• [RECORDS]
---

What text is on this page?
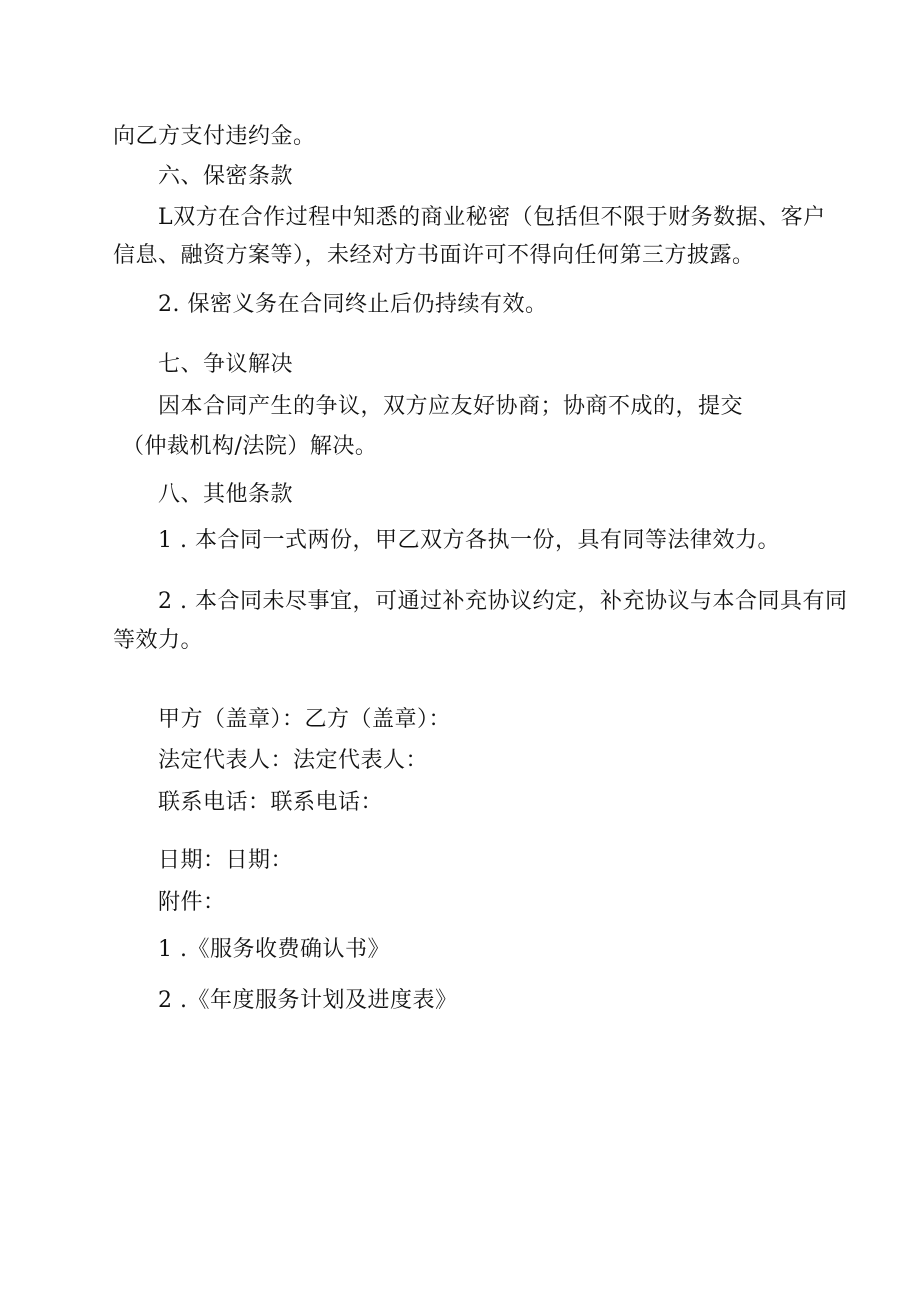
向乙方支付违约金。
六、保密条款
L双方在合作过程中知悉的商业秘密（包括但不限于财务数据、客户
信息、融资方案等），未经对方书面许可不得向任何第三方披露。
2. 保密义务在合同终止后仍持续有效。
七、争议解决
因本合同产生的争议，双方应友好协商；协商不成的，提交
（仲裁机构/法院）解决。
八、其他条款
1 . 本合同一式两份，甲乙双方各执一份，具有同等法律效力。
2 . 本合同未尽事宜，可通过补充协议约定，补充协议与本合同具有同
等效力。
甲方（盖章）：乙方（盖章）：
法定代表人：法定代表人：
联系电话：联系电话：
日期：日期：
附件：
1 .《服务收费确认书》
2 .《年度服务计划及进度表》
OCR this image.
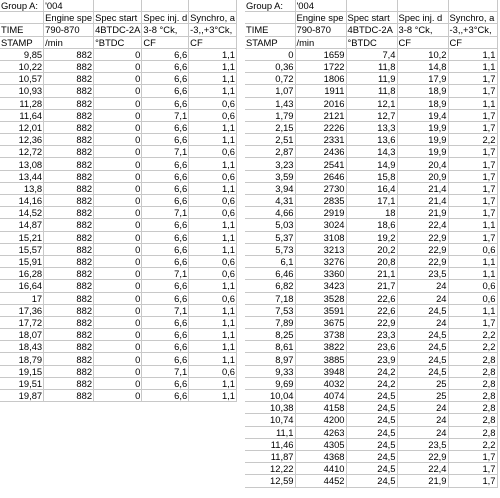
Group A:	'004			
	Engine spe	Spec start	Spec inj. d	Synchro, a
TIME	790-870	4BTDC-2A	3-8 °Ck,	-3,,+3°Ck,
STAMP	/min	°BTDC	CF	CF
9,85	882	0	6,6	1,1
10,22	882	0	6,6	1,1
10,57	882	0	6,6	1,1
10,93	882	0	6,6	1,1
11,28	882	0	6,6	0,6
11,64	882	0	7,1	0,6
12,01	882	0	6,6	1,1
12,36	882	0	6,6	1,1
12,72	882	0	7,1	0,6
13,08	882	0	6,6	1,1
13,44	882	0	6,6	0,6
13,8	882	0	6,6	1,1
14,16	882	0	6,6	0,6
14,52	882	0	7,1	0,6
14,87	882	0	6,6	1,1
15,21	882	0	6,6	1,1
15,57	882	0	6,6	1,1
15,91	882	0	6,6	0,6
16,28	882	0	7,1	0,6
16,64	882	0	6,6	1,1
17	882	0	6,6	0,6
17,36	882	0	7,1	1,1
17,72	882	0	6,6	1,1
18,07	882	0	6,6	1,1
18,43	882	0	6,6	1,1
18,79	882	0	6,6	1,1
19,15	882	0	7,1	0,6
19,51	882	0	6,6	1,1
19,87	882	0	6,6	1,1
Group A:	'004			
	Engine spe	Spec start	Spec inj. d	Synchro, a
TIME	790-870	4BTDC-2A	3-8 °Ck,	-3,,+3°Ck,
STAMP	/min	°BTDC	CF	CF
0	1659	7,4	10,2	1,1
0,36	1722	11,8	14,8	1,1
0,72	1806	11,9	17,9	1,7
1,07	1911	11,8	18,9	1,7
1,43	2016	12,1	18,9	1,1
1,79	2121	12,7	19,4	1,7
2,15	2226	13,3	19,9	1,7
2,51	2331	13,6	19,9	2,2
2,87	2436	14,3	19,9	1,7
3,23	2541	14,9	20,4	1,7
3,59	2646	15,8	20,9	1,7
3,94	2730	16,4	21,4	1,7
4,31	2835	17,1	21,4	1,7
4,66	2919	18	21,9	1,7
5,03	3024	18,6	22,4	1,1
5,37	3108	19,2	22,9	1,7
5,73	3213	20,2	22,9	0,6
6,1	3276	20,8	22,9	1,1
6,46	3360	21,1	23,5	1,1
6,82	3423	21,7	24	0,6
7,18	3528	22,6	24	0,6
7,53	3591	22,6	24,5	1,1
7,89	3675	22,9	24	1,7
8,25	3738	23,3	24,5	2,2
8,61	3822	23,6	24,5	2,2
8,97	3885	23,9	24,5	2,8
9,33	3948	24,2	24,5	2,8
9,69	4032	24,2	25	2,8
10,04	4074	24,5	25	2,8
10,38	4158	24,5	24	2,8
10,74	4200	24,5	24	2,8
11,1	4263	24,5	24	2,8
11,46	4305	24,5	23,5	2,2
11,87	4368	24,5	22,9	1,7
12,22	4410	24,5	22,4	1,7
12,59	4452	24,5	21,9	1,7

---

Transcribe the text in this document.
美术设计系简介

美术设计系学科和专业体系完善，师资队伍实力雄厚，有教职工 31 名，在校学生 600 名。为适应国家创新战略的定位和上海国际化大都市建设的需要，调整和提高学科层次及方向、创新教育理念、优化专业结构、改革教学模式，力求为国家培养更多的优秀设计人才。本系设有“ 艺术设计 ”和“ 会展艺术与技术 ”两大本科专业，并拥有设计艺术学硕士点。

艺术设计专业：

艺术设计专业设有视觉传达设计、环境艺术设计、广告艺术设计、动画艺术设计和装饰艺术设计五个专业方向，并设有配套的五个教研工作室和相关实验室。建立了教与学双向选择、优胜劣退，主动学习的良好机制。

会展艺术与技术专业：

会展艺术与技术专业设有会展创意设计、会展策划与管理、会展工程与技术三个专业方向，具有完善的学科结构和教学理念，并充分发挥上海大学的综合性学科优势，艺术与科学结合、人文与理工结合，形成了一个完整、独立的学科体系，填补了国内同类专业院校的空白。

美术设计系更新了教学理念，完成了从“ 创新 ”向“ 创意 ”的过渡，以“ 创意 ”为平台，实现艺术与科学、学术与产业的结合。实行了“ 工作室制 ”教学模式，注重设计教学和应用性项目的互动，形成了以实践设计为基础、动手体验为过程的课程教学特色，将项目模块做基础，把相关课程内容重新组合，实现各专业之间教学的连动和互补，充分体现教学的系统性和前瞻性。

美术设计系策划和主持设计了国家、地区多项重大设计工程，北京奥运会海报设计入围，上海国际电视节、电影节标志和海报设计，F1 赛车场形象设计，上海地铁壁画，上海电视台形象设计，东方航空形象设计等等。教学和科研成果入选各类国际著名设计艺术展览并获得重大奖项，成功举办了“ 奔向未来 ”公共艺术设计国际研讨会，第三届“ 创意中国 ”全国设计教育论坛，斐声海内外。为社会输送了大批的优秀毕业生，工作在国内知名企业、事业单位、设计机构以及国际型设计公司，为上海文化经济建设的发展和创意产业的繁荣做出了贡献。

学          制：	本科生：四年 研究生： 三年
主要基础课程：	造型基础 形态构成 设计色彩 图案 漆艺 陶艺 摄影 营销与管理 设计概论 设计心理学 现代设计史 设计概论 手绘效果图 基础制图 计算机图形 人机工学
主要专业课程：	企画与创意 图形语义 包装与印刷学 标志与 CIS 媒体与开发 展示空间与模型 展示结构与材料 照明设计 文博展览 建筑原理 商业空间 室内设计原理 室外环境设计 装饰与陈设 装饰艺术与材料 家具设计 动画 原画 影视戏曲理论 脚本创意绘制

---

• [EXERCISE DESCRIPTION]
Note every line above where the string "text" shows up, and copy those lines.

• [EXPECTED ANSWER]
What text is on this page?
Transcribe the text in this document.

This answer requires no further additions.